- _EXTRACTED ENTRIES_:
%%
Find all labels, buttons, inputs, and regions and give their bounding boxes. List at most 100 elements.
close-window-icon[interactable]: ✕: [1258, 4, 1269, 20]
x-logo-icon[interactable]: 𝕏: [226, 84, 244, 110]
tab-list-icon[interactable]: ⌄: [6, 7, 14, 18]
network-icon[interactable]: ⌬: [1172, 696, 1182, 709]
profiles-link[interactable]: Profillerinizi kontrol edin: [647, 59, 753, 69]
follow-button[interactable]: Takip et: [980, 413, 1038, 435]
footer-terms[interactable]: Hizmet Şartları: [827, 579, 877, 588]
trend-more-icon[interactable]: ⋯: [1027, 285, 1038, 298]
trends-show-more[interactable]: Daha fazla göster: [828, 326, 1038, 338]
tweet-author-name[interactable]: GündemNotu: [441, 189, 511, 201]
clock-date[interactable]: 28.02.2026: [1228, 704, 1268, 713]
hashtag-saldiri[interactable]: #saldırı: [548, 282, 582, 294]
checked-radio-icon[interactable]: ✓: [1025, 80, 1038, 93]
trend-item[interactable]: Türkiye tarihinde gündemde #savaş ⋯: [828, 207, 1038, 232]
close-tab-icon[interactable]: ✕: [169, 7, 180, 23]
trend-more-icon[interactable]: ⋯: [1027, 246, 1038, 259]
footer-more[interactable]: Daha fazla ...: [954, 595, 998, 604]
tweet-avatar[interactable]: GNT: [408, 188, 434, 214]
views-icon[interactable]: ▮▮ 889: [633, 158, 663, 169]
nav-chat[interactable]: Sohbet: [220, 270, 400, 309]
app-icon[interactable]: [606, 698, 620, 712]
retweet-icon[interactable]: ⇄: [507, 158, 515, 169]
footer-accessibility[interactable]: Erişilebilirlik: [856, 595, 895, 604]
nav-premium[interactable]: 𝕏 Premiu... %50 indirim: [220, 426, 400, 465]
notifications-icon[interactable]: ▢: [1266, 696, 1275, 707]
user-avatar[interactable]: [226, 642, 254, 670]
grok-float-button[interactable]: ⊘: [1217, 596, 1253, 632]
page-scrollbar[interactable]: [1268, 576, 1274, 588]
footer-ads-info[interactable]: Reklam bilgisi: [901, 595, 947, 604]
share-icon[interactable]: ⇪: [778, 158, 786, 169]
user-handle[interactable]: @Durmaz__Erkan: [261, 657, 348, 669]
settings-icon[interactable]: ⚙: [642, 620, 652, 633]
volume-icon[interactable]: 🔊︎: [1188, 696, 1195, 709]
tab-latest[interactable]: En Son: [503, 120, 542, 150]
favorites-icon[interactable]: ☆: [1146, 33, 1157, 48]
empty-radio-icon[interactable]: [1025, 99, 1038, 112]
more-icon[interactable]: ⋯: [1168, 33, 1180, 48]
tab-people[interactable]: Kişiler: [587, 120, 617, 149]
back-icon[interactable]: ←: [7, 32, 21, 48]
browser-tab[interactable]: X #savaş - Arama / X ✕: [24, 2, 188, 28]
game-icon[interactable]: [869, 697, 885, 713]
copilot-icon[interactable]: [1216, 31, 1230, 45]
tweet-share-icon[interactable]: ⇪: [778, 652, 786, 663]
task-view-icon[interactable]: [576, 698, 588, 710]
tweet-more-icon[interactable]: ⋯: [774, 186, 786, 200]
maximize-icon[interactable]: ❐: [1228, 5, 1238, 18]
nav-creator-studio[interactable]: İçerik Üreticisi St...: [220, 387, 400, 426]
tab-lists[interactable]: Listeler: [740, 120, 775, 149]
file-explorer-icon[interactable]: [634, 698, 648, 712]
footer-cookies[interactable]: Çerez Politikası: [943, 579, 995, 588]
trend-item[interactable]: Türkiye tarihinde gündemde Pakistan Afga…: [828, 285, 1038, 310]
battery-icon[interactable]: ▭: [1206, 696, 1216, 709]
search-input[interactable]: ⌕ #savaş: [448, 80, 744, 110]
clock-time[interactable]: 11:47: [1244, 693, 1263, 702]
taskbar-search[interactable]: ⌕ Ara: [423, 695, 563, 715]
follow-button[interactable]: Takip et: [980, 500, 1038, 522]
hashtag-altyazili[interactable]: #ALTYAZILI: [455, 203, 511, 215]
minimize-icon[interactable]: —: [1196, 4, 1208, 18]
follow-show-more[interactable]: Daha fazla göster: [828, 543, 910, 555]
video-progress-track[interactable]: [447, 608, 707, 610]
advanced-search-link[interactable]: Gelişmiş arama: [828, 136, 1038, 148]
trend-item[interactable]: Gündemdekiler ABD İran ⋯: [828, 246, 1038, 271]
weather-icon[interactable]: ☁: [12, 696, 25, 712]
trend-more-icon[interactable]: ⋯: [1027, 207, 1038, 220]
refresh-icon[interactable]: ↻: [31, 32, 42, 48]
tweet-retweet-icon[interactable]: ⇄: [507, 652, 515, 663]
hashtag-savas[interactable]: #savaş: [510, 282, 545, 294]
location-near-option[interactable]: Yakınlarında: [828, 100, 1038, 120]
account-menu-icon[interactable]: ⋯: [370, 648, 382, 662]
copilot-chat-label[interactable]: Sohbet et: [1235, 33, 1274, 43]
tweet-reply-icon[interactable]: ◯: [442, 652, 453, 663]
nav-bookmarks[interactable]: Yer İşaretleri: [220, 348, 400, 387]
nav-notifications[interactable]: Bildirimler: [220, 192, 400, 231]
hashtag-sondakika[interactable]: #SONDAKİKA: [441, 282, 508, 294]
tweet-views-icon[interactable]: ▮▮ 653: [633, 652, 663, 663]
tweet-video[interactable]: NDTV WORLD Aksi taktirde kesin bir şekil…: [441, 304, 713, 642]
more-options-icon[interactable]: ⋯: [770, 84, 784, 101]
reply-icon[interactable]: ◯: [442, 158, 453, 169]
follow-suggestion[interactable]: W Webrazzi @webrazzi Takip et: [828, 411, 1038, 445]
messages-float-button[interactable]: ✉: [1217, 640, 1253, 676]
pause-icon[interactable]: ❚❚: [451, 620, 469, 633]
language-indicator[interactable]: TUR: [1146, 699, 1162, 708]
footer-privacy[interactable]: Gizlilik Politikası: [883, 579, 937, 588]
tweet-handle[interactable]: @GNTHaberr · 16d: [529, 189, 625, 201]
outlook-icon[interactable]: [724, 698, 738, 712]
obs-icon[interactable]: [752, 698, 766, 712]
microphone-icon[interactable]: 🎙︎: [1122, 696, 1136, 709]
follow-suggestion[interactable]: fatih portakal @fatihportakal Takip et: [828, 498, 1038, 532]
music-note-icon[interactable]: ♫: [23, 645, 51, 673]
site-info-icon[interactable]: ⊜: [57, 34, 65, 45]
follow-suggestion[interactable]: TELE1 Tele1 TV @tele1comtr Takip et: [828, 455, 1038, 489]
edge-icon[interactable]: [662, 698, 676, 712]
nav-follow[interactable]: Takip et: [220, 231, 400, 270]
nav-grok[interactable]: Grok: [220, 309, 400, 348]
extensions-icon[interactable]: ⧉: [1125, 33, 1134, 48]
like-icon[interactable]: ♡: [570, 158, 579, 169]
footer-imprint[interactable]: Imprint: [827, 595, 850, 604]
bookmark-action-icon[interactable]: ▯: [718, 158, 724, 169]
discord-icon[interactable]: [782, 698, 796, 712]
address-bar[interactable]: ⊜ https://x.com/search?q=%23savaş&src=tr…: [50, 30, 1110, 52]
%%
Duplicate the listing from its first line through the line containing "user-handle[interactable]: @Durmaz__Erkan: [261, 657, 348, 669]", including both ends.

- _FINAL RESULT_:
Find all labels, buttons, inputs, and regions and give their bounding boxes. List at most 100 elements.
close-window-icon[interactable]: ✕: [1258, 4, 1269, 20]
x-logo-icon[interactable]: 𝕏: [226, 84, 244, 110]
tab-list-icon[interactable]: ⌄: [6, 7, 14, 18]
network-icon[interactable]: ⌬: [1172, 696, 1182, 709]
profiles-link[interactable]: Profillerinizi kontrol edin: [647, 59, 753, 69]
follow-button[interactable]: Takip et: [980, 413, 1038, 435]
footer-terms[interactable]: Hizmet Şartları: [827, 579, 877, 588]
trend-more-icon[interactable]: ⋯: [1027, 285, 1038, 298]
trends-show-more[interactable]: Daha fazla göster: [828, 326, 1038, 338]
tweet-author-name[interactable]: GündemNotu: [441, 189, 511, 201]
clock-date[interactable]: 28.02.2026: [1228, 704, 1268, 713]
hashtag-saldiri[interactable]: #saldırı: [548, 282, 582, 294]
checked-radio-icon[interactable]: ✓: [1025, 80, 1038, 93]
trend-item[interactable]: Türkiye tarihinde gündemde #savaş ⋯: [828, 207, 1038, 232]
close-tab-icon[interactable]: ✕: [169, 7, 180, 23]
trend-more-icon[interactable]: ⋯: [1027, 246, 1038, 259]
footer-more[interactable]: Daha fazla ...: [954, 595, 998, 604]
tweet-avatar[interactable]: GNT: [408, 188, 434, 214]
views-icon[interactable]: ▮▮ 889: [633, 158, 663, 169]
nav-chat[interactable]: Sohbet: [220, 270, 400, 309]
app-icon[interactable]: [606, 698, 620, 712]
retweet-icon[interactable]: ⇄: [507, 158, 515, 169]
footer-accessibility[interactable]: Erişilebilirlik: [856, 595, 895, 604]
nav-premium[interactable]: 𝕏 Premiu... %50 indirim: [220, 426, 400, 465]
notifications-icon[interactable]: ▢: [1266, 696, 1275, 707]
user-avatar[interactable]: [226, 642, 254, 670]
grok-float-button[interactable]: ⊘: [1217, 596, 1253, 632]
page-scrollbar[interactable]: [1268, 576, 1274, 588]
footer-ads-info[interactable]: Reklam bilgisi: [901, 595, 947, 604]
share-icon[interactable]: ⇪: [778, 158, 786, 169]
user-handle[interactable]: @Durmaz__Erkan: [261, 657, 348, 669]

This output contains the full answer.